## Your goal
Check each line of the records below for the string "clear", then state how many lines contain it, with no other output.

## Input data
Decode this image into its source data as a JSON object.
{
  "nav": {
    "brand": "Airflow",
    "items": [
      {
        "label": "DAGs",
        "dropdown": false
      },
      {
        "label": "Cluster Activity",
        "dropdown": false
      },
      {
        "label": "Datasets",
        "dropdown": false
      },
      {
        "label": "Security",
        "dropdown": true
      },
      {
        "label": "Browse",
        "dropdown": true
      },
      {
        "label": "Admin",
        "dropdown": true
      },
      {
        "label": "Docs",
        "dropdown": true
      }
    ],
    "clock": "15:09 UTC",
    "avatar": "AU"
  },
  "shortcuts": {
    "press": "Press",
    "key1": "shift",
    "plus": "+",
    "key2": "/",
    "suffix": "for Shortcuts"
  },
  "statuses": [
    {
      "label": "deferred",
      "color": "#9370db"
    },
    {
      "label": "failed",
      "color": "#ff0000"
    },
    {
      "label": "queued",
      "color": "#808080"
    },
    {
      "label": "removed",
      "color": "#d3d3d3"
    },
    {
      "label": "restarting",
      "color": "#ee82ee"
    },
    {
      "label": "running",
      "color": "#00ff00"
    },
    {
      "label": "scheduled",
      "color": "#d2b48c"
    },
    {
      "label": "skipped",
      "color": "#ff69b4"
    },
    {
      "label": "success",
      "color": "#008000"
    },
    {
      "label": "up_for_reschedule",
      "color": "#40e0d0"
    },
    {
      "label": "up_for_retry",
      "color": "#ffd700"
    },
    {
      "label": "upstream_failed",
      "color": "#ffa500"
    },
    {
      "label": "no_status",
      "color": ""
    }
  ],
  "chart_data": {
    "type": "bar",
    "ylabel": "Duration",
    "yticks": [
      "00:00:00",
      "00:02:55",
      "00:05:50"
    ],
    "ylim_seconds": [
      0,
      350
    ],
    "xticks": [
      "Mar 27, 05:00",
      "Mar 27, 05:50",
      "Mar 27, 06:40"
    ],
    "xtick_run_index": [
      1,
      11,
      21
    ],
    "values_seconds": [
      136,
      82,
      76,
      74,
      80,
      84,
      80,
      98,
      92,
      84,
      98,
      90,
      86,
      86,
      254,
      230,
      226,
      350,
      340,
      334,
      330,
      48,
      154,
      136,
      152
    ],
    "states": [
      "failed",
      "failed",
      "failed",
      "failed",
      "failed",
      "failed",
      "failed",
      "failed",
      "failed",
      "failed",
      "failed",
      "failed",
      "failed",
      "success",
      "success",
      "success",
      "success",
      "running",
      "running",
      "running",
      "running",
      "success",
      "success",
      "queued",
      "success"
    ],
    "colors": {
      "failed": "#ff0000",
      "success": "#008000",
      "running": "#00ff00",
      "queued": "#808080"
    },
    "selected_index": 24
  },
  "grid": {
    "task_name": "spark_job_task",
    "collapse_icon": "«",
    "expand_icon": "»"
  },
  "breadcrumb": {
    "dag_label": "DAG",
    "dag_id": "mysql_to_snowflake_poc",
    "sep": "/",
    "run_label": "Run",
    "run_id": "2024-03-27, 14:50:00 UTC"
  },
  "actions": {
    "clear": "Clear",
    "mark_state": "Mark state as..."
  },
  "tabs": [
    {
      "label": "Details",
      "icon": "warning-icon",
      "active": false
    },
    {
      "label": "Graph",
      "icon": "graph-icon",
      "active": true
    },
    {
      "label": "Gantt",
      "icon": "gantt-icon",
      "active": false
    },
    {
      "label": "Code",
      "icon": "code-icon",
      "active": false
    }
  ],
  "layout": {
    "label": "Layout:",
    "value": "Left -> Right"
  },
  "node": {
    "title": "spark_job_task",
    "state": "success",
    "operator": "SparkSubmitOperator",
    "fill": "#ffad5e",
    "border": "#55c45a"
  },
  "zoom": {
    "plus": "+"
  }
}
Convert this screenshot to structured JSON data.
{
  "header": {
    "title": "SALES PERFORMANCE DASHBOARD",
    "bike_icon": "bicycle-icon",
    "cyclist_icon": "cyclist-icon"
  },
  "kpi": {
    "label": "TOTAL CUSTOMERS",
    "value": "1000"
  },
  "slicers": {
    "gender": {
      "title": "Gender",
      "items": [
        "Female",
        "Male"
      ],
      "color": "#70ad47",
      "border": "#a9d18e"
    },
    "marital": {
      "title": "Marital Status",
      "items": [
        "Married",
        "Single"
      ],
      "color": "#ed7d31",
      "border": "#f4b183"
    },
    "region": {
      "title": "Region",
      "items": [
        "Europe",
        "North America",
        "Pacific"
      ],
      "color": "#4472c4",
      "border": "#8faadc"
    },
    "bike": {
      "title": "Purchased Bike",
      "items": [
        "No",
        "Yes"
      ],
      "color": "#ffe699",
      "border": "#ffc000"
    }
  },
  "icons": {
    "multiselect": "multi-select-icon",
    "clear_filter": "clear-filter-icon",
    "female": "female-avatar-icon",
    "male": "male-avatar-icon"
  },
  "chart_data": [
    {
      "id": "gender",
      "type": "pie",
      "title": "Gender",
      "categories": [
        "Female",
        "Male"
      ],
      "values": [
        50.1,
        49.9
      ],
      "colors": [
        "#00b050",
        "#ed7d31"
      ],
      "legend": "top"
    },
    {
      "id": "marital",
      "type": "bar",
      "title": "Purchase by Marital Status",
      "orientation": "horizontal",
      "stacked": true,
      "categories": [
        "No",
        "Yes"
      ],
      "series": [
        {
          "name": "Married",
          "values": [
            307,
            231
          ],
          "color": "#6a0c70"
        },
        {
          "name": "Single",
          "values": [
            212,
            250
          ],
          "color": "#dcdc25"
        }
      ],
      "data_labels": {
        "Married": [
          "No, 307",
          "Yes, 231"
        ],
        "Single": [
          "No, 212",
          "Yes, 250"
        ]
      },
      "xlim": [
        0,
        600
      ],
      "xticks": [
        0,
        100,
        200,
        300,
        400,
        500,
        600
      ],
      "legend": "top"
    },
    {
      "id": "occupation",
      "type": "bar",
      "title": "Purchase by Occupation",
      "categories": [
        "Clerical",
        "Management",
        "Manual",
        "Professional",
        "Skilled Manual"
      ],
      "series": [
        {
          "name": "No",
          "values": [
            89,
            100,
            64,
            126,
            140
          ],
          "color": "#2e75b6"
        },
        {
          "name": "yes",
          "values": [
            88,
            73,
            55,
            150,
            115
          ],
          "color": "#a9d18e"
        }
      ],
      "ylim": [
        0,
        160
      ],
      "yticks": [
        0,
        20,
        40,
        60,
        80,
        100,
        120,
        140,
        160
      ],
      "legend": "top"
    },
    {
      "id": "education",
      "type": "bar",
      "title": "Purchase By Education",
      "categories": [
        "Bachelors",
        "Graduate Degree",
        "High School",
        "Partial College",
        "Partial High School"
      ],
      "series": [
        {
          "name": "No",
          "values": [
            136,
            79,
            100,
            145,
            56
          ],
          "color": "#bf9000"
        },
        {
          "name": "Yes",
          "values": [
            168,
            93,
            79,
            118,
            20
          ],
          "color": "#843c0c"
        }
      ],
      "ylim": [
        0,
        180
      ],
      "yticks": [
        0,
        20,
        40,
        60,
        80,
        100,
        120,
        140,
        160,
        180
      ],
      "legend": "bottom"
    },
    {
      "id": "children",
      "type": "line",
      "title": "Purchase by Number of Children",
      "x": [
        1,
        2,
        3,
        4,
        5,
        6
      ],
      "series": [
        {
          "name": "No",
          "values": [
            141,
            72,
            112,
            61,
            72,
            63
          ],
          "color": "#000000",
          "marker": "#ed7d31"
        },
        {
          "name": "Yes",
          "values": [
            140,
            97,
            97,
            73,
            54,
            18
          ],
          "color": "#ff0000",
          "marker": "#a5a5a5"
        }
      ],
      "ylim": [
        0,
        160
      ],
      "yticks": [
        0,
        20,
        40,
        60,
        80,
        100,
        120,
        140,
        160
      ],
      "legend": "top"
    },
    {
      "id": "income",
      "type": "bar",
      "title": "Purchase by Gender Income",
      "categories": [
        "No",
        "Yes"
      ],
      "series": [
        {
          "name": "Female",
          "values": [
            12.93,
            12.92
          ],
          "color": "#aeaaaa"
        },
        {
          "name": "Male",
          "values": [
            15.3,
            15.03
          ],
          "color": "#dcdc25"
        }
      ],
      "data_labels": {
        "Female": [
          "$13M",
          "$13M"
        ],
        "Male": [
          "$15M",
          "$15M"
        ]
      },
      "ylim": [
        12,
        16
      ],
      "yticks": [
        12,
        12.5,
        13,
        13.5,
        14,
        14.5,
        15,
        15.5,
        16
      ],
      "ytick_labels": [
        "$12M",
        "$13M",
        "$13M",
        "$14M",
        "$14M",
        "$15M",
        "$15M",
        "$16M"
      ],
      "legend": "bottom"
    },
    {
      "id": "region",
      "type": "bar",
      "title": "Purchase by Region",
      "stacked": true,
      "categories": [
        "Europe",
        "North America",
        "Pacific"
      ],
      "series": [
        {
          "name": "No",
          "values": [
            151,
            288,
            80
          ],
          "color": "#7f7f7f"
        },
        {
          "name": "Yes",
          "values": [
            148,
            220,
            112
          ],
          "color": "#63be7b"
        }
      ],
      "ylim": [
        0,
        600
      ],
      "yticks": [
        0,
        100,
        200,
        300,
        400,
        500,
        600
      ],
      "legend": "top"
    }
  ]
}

## Exercise solution
2